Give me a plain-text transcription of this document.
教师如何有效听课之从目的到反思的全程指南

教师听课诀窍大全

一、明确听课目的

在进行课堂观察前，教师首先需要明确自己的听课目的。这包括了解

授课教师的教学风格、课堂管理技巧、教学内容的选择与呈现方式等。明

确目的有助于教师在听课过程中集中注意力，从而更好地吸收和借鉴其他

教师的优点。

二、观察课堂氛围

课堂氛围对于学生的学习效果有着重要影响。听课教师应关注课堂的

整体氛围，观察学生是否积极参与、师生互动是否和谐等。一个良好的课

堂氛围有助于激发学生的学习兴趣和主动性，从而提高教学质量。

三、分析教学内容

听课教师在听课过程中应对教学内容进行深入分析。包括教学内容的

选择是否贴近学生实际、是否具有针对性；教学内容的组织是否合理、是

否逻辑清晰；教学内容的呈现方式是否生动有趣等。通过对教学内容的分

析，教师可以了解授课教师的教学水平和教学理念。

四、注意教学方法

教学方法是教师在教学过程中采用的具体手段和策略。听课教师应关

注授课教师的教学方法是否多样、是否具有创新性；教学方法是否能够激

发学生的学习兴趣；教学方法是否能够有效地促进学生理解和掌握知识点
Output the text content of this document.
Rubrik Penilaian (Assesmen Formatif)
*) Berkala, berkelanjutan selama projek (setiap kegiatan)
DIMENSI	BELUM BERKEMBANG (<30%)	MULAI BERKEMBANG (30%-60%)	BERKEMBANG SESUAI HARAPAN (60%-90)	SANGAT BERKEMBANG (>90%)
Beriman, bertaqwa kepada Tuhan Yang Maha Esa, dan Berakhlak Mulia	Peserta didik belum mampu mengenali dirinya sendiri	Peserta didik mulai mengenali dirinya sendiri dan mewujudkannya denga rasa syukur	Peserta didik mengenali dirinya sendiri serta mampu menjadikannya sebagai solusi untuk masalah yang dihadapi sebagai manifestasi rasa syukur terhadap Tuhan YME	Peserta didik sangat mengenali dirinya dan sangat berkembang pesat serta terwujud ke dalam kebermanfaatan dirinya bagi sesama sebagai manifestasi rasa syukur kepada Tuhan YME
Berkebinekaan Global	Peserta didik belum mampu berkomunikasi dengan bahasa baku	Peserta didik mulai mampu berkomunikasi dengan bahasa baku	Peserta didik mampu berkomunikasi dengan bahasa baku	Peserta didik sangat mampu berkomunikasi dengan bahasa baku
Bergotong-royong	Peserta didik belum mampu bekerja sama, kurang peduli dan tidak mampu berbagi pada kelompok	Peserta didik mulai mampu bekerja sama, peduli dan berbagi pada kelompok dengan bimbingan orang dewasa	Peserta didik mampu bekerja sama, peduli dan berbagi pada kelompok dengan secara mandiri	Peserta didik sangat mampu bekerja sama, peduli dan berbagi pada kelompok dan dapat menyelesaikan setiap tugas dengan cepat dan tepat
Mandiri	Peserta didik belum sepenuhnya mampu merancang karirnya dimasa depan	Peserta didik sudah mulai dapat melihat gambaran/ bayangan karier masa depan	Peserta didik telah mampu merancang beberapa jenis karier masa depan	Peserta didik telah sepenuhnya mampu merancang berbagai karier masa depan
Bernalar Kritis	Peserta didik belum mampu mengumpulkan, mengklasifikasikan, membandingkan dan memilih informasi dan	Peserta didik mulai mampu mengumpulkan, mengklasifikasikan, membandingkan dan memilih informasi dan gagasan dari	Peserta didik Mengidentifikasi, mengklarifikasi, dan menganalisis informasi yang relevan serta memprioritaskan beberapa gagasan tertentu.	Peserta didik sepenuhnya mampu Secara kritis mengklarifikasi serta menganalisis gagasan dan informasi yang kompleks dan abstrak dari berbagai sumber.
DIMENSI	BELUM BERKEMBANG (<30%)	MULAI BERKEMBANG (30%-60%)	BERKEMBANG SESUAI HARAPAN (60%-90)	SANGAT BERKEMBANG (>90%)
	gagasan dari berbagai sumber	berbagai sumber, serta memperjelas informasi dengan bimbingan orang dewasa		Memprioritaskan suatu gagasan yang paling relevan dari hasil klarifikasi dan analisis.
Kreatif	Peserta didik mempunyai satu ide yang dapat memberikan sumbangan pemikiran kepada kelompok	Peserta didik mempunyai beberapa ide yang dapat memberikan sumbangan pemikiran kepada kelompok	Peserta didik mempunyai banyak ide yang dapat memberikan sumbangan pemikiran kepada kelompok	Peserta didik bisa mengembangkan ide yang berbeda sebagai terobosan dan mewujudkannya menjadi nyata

========================================

YOUR OBJECTIVE:
Extract the complete data, matching each line exactly.

SOLUTION BELOW:
Give me a plain-text transcription of this document.
教师如何有效听课之从目的到反思的全程指南

教师听课诀窍大全

一、明确听课目的

在进行课堂观察前，教师首先需要明确自己的听课目的。这包括了解

授课教师的教学风格、课堂管理技巧、教学内容的选择与呈现方式等。明

确目的有助于教师在听课过程中集中注意力，从而更好地吸收和借鉴其他

教师的优点。

二、观察课堂氛围

课堂氛围对于学生的学习效果有着重要影响。听课教师应关注课堂的

整体氛围，观察学生是否积极参与、师生互动是否和谐等。一个良好的课

堂氛围有助于激发学生的学习兴趣和主动性，从而提高教学质量。

三、分析教学内容

听课教师在听课过程中应对教学内容进行深入分析。包括教学内容的

选择是否贴近学生实际、是否具有针对性；教学内容的组织是否合理、是

否逻辑清晰；教学内容的呈现方式是否生动有趣等。通过对教学内容的分

析，教师可以了解授课教师的教学水平和教学理念。

四、注意教学方法

教学方法是教师在教学过程中采用的具体手段和策略。听课教师应关

注授课教师的教学方法是否多样、是否具有创新性；教学方法是否能够激

发学生的学习兴趣；教学方法是否能够有效地促进学生理解和掌握知识点
Output the text content of this document.
Rubrik Penilaian (Assesmen Formatif)
*) Berkala, berkelanjutan selama projek (setiap kegiatan)
DIMENSI	BELUM BERKEMBANG (<30%)	MULAI BERKEMBANG (30%-60%)	BERKEMBANG SESUAI HARAPAN (60%-90)	SANGAT BERKEMBANG (>90%)
Beriman, bertaqwa kepada Tuhan Yang Maha Esa, dan Berakhlak Mulia	Peserta didik belum mampu mengenali dirinya sendiri	Peserta didik mulai mengenali dirinya sendiri dan mewujudkannya denga rasa syukur	Peserta didik mengenali dirinya sendiri serta mampu menjadikannya sebagai solusi untuk masalah yang dihadapi sebagai manifestasi rasa syukur terhadap Tuhan YME	Peserta didik sangat mengenali dirinya dan sangat berkembang pesat serta terwujud ke dalam kebermanfaatan dirinya bagi sesama sebagai manifestasi rasa syukur kepada Tuhan YME
Berkebinekaan Global	Peserta didik belum mampu berkomunikasi dengan bahasa baku	Peserta didik mulai mampu berkomunikasi dengan bahasa baku	Peserta didik mampu berkomunikasi dengan bahasa baku	Peserta didik sangat mampu berkomunikasi dengan bahasa baku
Bergotong-royong	Peserta didik belum mampu bekerja sama, kurang peduli dan tidak mampu berbagi pada kelompok	Peserta didik mulai mampu bekerja sama, peduli dan berbagi pada kelompok dengan bimbingan orang dewasa	Peserta didik mampu bekerja sama, peduli dan berbagi pada kelompok dengan secara mandiri	Peserta didik sangat mampu bekerja sama, peduli dan berbagi pada kelompok dan dapat menyelesaikan setiap tugas dengan cepat dan tepat
Mandiri	Peserta didik belum sepenuhnya mampu merancang karirnya dimasa depan	Peserta didik sudah mulai dapat melihat gambaran/ bayangan karier masa depan	Peserta didik telah mampu merancang beberapa jenis karier masa depan	Peserta didik telah sepenuhnya mampu merancang berbagai karier masa depan
Bernalar Kritis	Peserta didik belum mampu mengumpulkan, mengklasifikasikan, membandingkan dan memilih informasi dan	Peserta didik mulai mampu mengumpulkan, mengklasifikasikan, membandingkan dan memilih informasi dan gagasan dari	Peserta didik Mengidentifikasi, mengklarifikasi, dan menganalisis informasi yang relevan serta memprioritaskan beberapa gagasan tertentu.	Peserta didik sepenuhnya mampu Secara kritis mengklarifikasi serta menganalisis gagasan dan informasi yang kompleks dan abstrak dari berbagai sumber.
DIMENSI	BELUM BERKEMBANG (<30%)	MULAI BERKEMBANG (30%-60%)	BERKEMBANG SESUAI HARAPAN (60%-90)	SANGAT BERKEMBANG (>90%)
	gagasan dari berbagai sumber	berbagai sumber, serta memperjelas informasi dengan bimbingan orang dewasa		Memprioritaskan suatu gagasan yang paling relevan dari hasil klarifikasi dan analisis.
Kreatif	Peserta didik mempunyai satu ide yang dapat memberikan sumbangan pemikiran kepada kelompok	Peserta didik mempunyai beberapa ide yang dapat memberikan sumbangan pemikiran kepada kelompok	Peserta didik mempunyai banyak ide yang dapat memberikan sumbangan pemikiran kepada kelompok	Peserta didik bisa mengembangkan ide yang berbeda sebagai terobosan dan mewujudkannya menjadi nyata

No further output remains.